Task brief:
Using the records below, please work out how many lines contain "Highs"; answer with the number alone.
===== Material shown
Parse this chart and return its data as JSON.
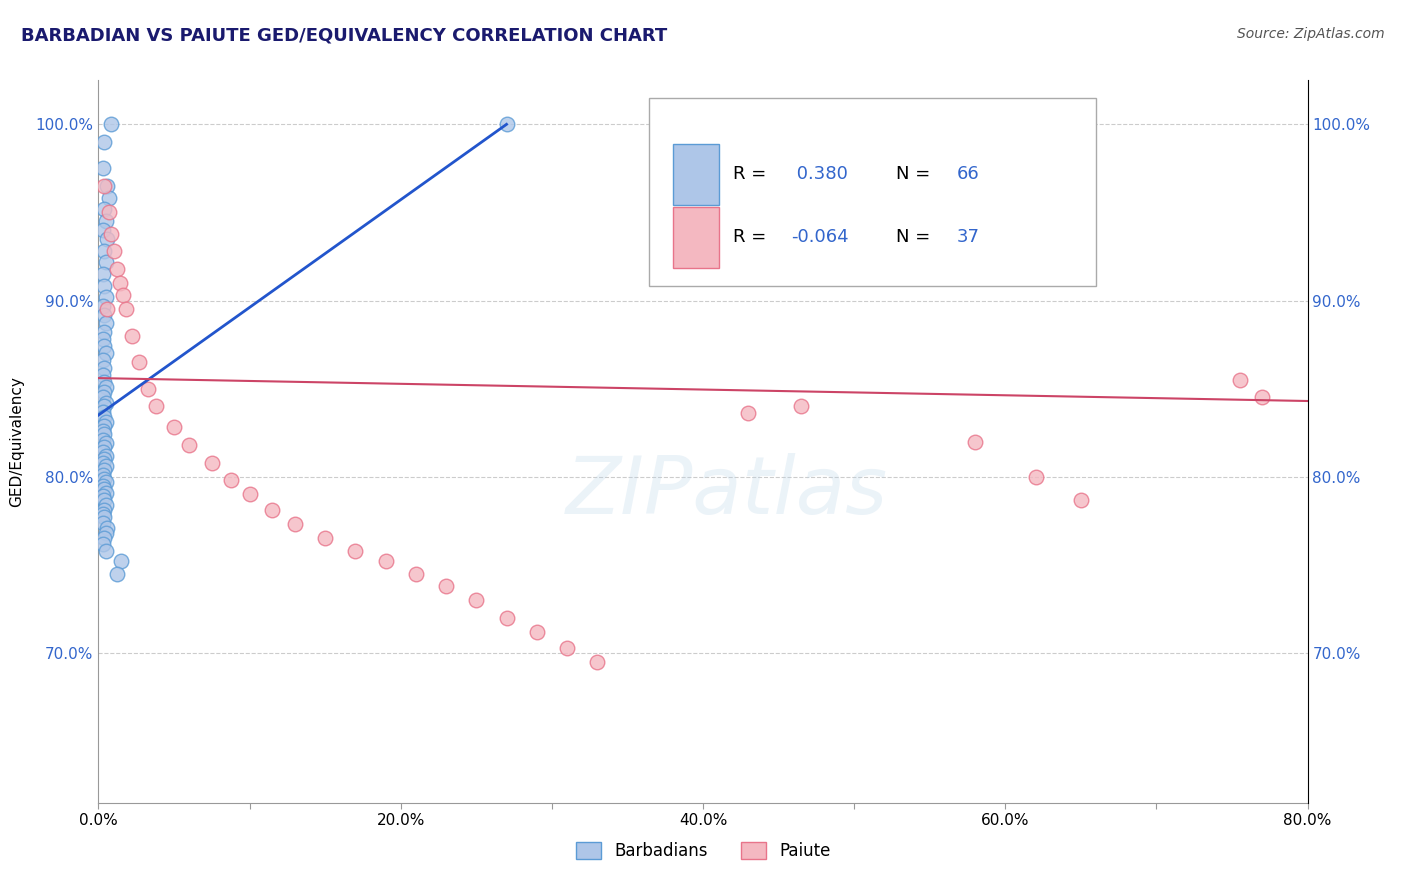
{
  "title": "BARBADIAN VS PAIUTE GED/EQUIVALENCY CORRELATION CHART",
  "source_text": "Source: ZipAtlas.com",
  "ylabel": "GED/Equivalency",
  "xlim": [
    0.0,
    0.8
  ],
  "ylim": [
    0.615,
    1.025
  ],
  "xtick_labels": [
    "0.0%",
    "",
    "20.0%",
    "",
    "40.0%",
    "",
    "60.0%",
    "",
    "80.0%"
  ],
  "xtick_vals": [
    0.0,
    0.1,
    0.2,
    0.3,
    0.4,
    0.5,
    0.6,
    0.7,
    0.8
  ],
  "ytick_labels": [
    "70.0%",
    "80.0%",
    "90.0%",
    "100.0%"
  ],
  "ytick_vals": [
    0.7,
    0.8,
    0.9,
    1.0
  ],
  "barbadian_color": "#aec6e8",
  "paiute_color": "#f4b8c1",
  "barbadian_edge": "#5b9bd5",
  "paiute_edge": "#e8748a",
  "trend_blue": "#2255cc",
  "trend_pink": "#cc4466",
  "watermark": "ZIPatlas",
  "barbadian_x": [
    0.004,
    0.003,
    0.006,
    0.007,
    0.004,
    0.005,
    0.003,
    0.006,
    0.004,
    0.005,
    0.003,
    0.004,
    0.005,
    0.003,
    0.004,
    0.005,
    0.004,
    0.003,
    0.004,
    0.005,
    0.003,
    0.004,
    0.003,
    0.004,
    0.005,
    0.004,
    0.003,
    0.005,
    0.004,
    0.003,
    0.004,
    0.005,
    0.004,
    0.003,
    0.004,
    0.003,
    0.005,
    0.004,
    0.003,
    0.005,
    0.004,
    0.003,
    0.005,
    0.004,
    0.003,
    0.004,
    0.005,
    0.003,
    0.004,
    0.005,
    0.003,
    0.004,
    0.005,
    0.004,
    0.003,
    0.004,
    0.003,
    0.006,
    0.005,
    0.004,
    0.003,
    0.005,
    0.015,
    0.012,
    0.27,
    0.008
  ],
  "barbadian_y": [
    0.99,
    0.975,
    0.965,
    0.958,
    0.952,
    0.945,
    0.94,
    0.935,
    0.928,
    0.922,
    0.915,
    0.908,
    0.902,
    0.897,
    0.892,
    0.887,
    0.882,
    0.878,
    0.874,
    0.87,
    0.866,
    0.862,
    0.858,
    0.854,
    0.851,
    0.848,
    0.845,
    0.842,
    0.84,
    0.837,
    0.834,
    0.831,
    0.829,
    0.826,
    0.824,
    0.821,
    0.819,
    0.817,
    0.814,
    0.812,
    0.81,
    0.808,
    0.806,
    0.804,
    0.801,
    0.799,
    0.797,
    0.795,
    0.793,
    0.791,
    0.789,
    0.787,
    0.784,
    0.781,
    0.779,
    0.777,
    0.774,
    0.771,
    0.768,
    0.765,
    0.762,
    0.758,
    0.752,
    0.745,
    1.0,
    1.0
  ],
  "paiute_x": [
    0.004,
    0.007,
    0.008,
    0.01,
    0.012,
    0.014,
    0.016,
    0.006,
    0.018,
    0.022,
    0.027,
    0.033,
    0.038,
    0.05,
    0.06,
    0.075,
    0.088,
    0.1,
    0.115,
    0.13,
    0.15,
    0.17,
    0.19,
    0.21,
    0.23,
    0.25,
    0.27,
    0.29,
    0.31,
    0.33,
    0.43,
    0.465,
    0.58,
    0.62,
    0.65,
    0.755,
    0.77
  ],
  "paiute_y": [
    0.965,
    0.95,
    0.938,
    0.928,
    0.918,
    0.91,
    0.903,
    0.895,
    0.895,
    0.88,
    0.865,
    0.85,
    0.84,
    0.828,
    0.818,
    0.808,
    0.798,
    0.79,
    0.781,
    0.773,
    0.765,
    0.758,
    0.752,
    0.745,
    0.738,
    0.73,
    0.72,
    0.712,
    0.703,
    0.695,
    0.836,
    0.84,
    0.82,
    0.8,
    0.787,
    0.855,
    0.845
  ]
}
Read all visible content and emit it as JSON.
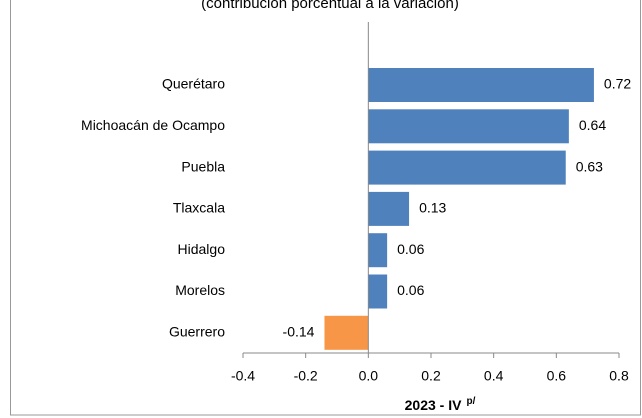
{
  "chart_data": {
    "type": "barh",
    "subtitle": "(contribución porcentual a la variación)",
    "categories": [
      "Querétaro",
      "Michoacán de Ocampo",
      "Puebla",
      "Tlaxcala",
      "Hidalgo",
      "Morelos",
      "Guerrero"
    ],
    "values": [
      0.72,
      0.64,
      0.63,
      0.13,
      0.06,
      0.06,
      -0.14
    ],
    "colors": [
      "#4f81bd",
      "#4f81bd",
      "#4f81bd",
      "#4f81bd",
      "#4f81bd",
      "#4f81bd",
      "#f79646"
    ],
    "xlabel": "2023 - IV",
    "xlabel_note": "p/",
    "xlim": [
      -0.4,
      0.8
    ],
    "xticks": [
      -0.4,
      -0.2,
      {
        "value": 0,
        "label": "0.0"
      },
      0.2,
      0.4,
      0.6,
      0.8
    ],
    "grid": false
  }
}
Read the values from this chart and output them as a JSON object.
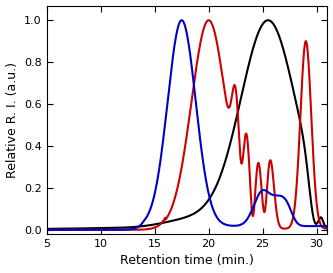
{
  "xlim": [
    5,
    31
  ],
  "ylim": [
    -0.02,
    1.07
  ],
  "xlabel": "Retention time (min.)",
  "ylabel": "Relative R. I. (a.u.)",
  "xticks": [
    5,
    10,
    15,
    20,
    25,
    30
  ],
  "yticks": [
    0.0,
    0.2,
    0.4,
    0.6,
    0.8,
    1.0
  ],
  "linewidth": 1.5,
  "figsize": [
    3.33,
    2.73
  ],
  "dpi": 100,
  "colors": {
    "black": "#000000",
    "red": "#cc0000",
    "blue": "#0000cc"
  }
}
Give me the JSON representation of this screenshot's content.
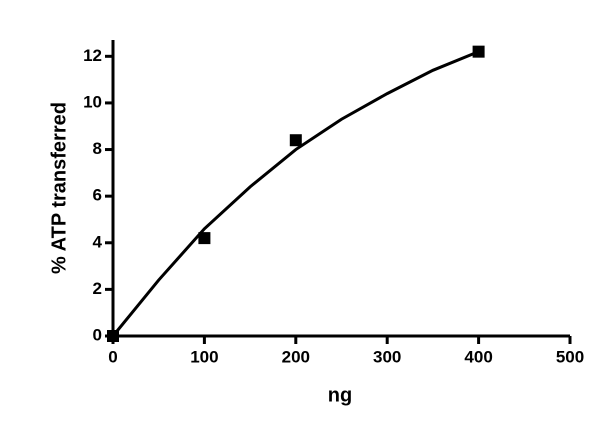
{
  "chart_data": {
    "type": "scatter",
    "xlabel": "ng",
    "ylabel": "% ATP transferred",
    "xlim": [
      0,
      500
    ],
    "xticks": [
      0,
      100,
      200,
      300,
      400,
      500
    ],
    "ylim": [
      0,
      12.7
    ],
    "yticks": [
      0,
      2,
      4,
      6,
      8,
      10,
      12
    ],
    "series": [
      {
        "type": "scatter",
        "marker": "square",
        "color": "#000000",
        "x": [
          0,
          100,
          200,
          400
        ],
        "values": [
          0,
          4.2,
          8.4,
          12.2
        ]
      },
      {
        "type": "line",
        "color": "#000000",
        "x": [
          0,
          50,
          100,
          150,
          200,
          250,
          300,
          350,
          400
        ],
        "values": [
          0,
          2.4,
          4.6,
          6.4,
          8.0,
          9.3,
          10.4,
          11.4,
          12.2
        ]
      }
    ]
  }
}
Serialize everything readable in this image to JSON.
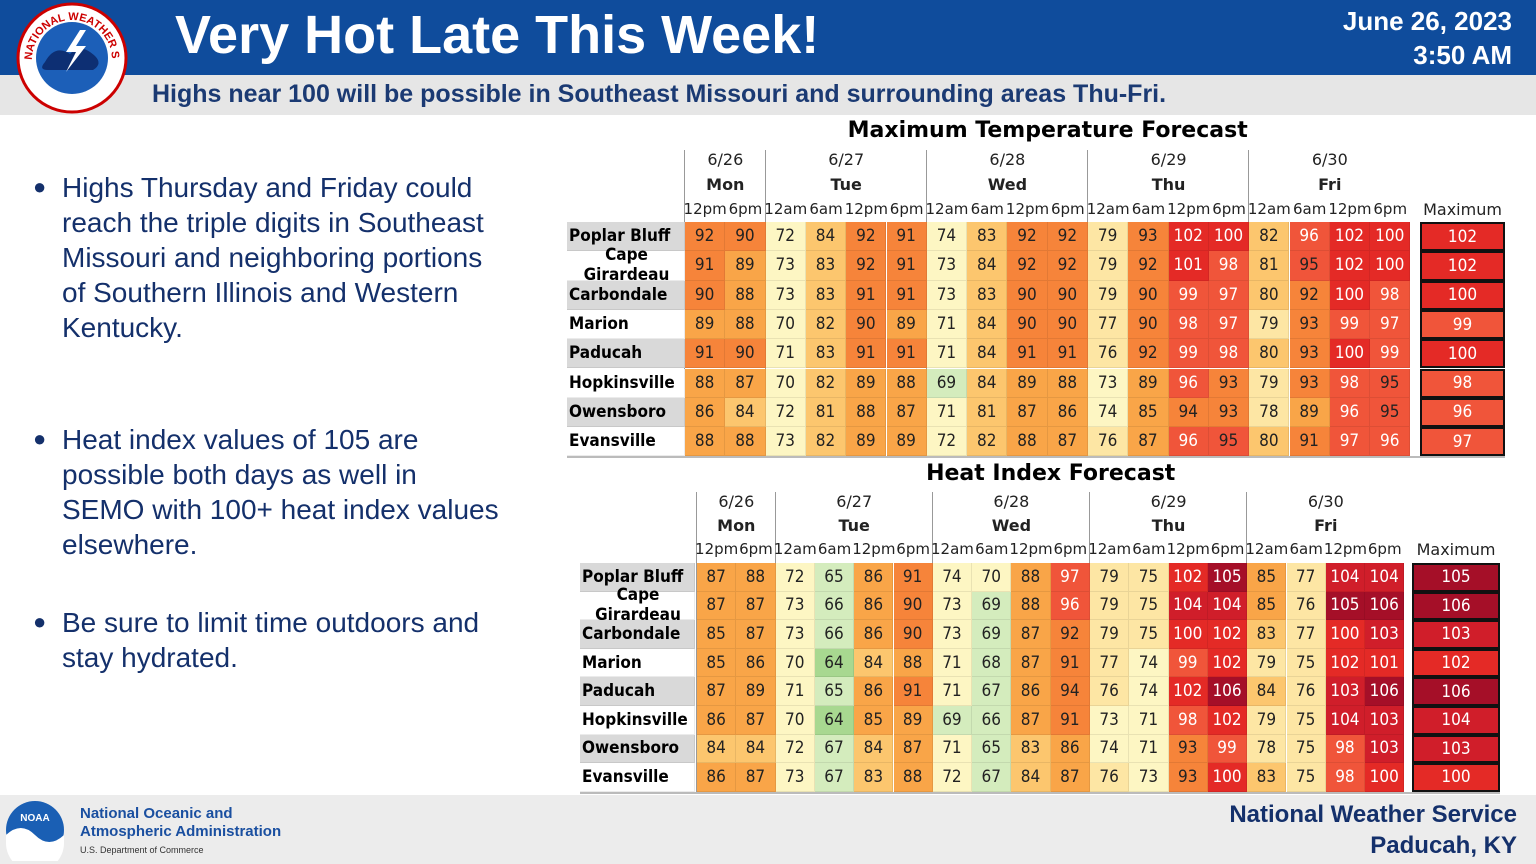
{
  "header": {
    "logo_text": "NATIONAL WEATHER SERVICE",
    "title": "Very Hot Late This Week!",
    "date": "June 26, 2023",
    "time": "3:50 AM",
    "subtitle": "Highs near 100 will be possible in Southeast Missouri and surrounding areas Thu-Fri."
  },
  "bullets": [
    "Highs Thursday and Friday could reach the triple digits in Southeast Missouri and neighboring portions of Southern Illinois and Western Kentucky.",
    "Heat index values of 105 are possible both days as well in SEMO with 100+ heat index values elsewhere.",
    "Be sure to limit time outdoors and stay hydrated."
  ],
  "tables": [
    {
      "title": "Maximum Temperature Forecast",
      "dates": [
        "6/26",
        "6/27",
        "6/28",
        "6/29",
        "6/30"
      ],
      "days": [
        "Mon",
        "Tue",
        "Wed",
        "Thu",
        "Fri"
      ],
      "times": [
        "12pm",
        "6pm",
        "12am",
        "6am",
        "12pm",
        "6pm",
        "12am",
        "6am",
        "12pm",
        "6pm",
        "12am",
        "6am",
        "12pm",
        "6pm",
        "12am",
        "6am",
        "12pm",
        "6pm"
      ],
      "max_label": "Maximum",
      "rows": [
        {
          "name": "Poplar Bluff",
          "values": [
            92,
            90,
            72,
            84,
            92,
            91,
            74,
            83,
            92,
            92,
            79,
            93,
            102,
            100,
            82,
            96,
            102,
            100
          ],
          "max": 102
        },
        {
          "name": "Cape Girardeau",
          "values": [
            91,
            89,
            73,
            83,
            92,
            91,
            73,
            84,
            92,
            92,
            79,
            92,
            101,
            98,
            81,
            95,
            102,
            100
          ],
          "max": 102
        },
        {
          "name": "Carbondale",
          "values": [
            90,
            88,
            73,
            83,
            91,
            91,
            73,
            83,
            90,
            90,
            79,
            90,
            99,
            97,
            80,
            92,
            100,
            98
          ],
          "max": 100
        },
        {
          "name": "Marion",
          "values": [
            89,
            88,
            70,
            82,
            90,
            89,
            71,
            84,
            90,
            90,
            77,
            90,
            98,
            97,
            79,
            93,
            99,
            97
          ],
          "max": 99
        },
        {
          "name": "Paducah",
          "values": [
            91,
            90,
            71,
            83,
            91,
            91,
            71,
            84,
            91,
            91,
            76,
            92,
            99,
            98,
            80,
            93,
            100,
            99
          ],
          "max": 100
        },
        {
          "name": "Hopkinsville",
          "values": [
            88,
            87,
            70,
            82,
            89,
            88,
            69,
            84,
            89,
            88,
            73,
            89,
            96,
            93,
            79,
            93,
            98,
            95
          ],
          "max": 98
        },
        {
          "name": "Owensboro",
          "values": [
            86,
            84,
            72,
            81,
            88,
            87,
            71,
            81,
            87,
            86,
            74,
            85,
            94,
            93,
            78,
            89,
            96,
            95
          ],
          "max": 96
        },
        {
          "name": "Evansville",
          "values": [
            88,
            88,
            73,
            82,
            89,
            89,
            72,
            82,
            88,
            87,
            76,
            87,
            96,
            95,
            80,
            91,
            97,
            96
          ],
          "max": 97
        }
      ]
    },
    {
      "title": "Heat Index Forecast",
      "dates": [
        "6/26",
        "6/27",
        "6/28",
        "6/29",
        "6/30"
      ],
      "days": [
        "Mon",
        "Tue",
        "Wed",
        "Thu",
        "Fri"
      ],
      "times": [
        "12pm",
        "6pm",
        "12am",
        "6am",
        "12pm",
        "6pm",
        "12am",
        "6am",
        "12pm",
        "6pm",
        "12am",
        "6am",
        "12pm",
        "6pm",
        "12am",
        "6am",
        "12pm",
        "6pm"
      ],
      "max_label": "Maximum",
      "rows": [
        {
          "name": "Poplar Bluff",
          "values": [
            87,
            88,
            72,
            65,
            86,
            91,
            74,
            70,
            88,
            97,
            79,
            75,
            102,
            105,
            85,
            77,
            104,
            104
          ],
          "max": 105
        },
        {
          "name": "Cape Girardeau",
          "values": [
            87,
            87,
            73,
            66,
            86,
            90,
            73,
            69,
            88,
            96,
            79,
            75,
            104,
            104,
            85,
            76,
            105,
            106
          ],
          "max": 106
        },
        {
          "name": "Carbondale",
          "values": [
            85,
            87,
            73,
            66,
            86,
            90,
            73,
            69,
            87,
            92,
            79,
            75,
            100,
            102,
            83,
            77,
            100,
            103
          ],
          "max": 103
        },
        {
          "name": "Marion",
          "values": [
            85,
            86,
            70,
            64,
            84,
            88,
            71,
            68,
            87,
            91,
            77,
            74,
            99,
            102,
            79,
            75,
            102,
            101
          ],
          "max": 102
        },
        {
          "name": "Paducah",
          "values": [
            87,
            89,
            71,
            65,
            86,
            91,
            71,
            67,
            86,
            94,
            76,
            74,
            102,
            106,
            84,
            76,
            103,
            106
          ],
          "max": 106
        },
        {
          "name": "Hopkinsville",
          "values": [
            86,
            87,
            70,
            64,
            85,
            89,
            69,
            66,
            87,
            91,
            73,
            71,
            98,
            102,
            79,
            75,
            104,
            103
          ],
          "max": 104
        },
        {
          "name": "Owensboro",
          "values": [
            84,
            84,
            72,
            67,
            84,
            87,
            71,
            65,
            83,
            86,
            74,
            71,
            93,
            99,
            78,
            75,
            98,
            103
          ],
          "max": 103
        },
        {
          "name": "Evansville",
          "values": [
            86,
            87,
            73,
            67,
            83,
            88,
            72,
            67,
            84,
            87,
            76,
            73,
            93,
            100,
            83,
            75,
            98,
            100
          ],
          "max": 100
        }
      ]
    }
  ],
  "footer": {
    "noaa_logo": "NOAA",
    "org": [
      "National Oceanic and",
      "Atmospheric Administration",
      "U.S. Department of Commerce"
    ],
    "office": [
      "National Weather Service",
      "Paducah, KY"
    ]
  }
}
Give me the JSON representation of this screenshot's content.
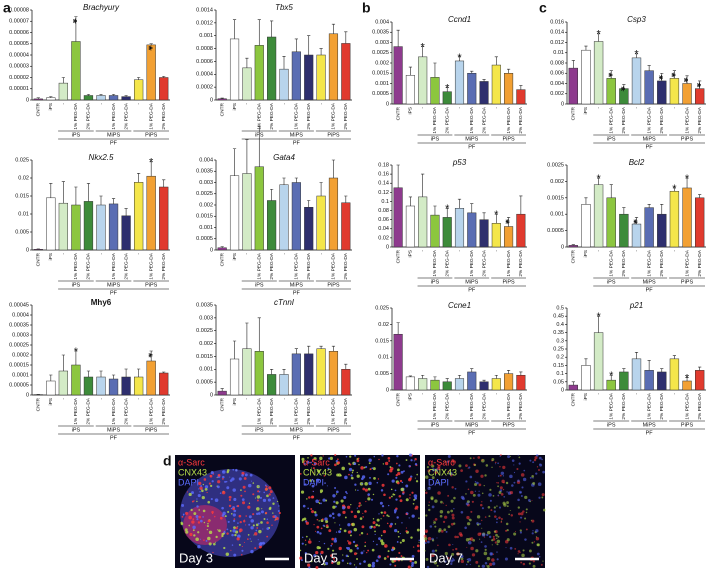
==========
Full response:
2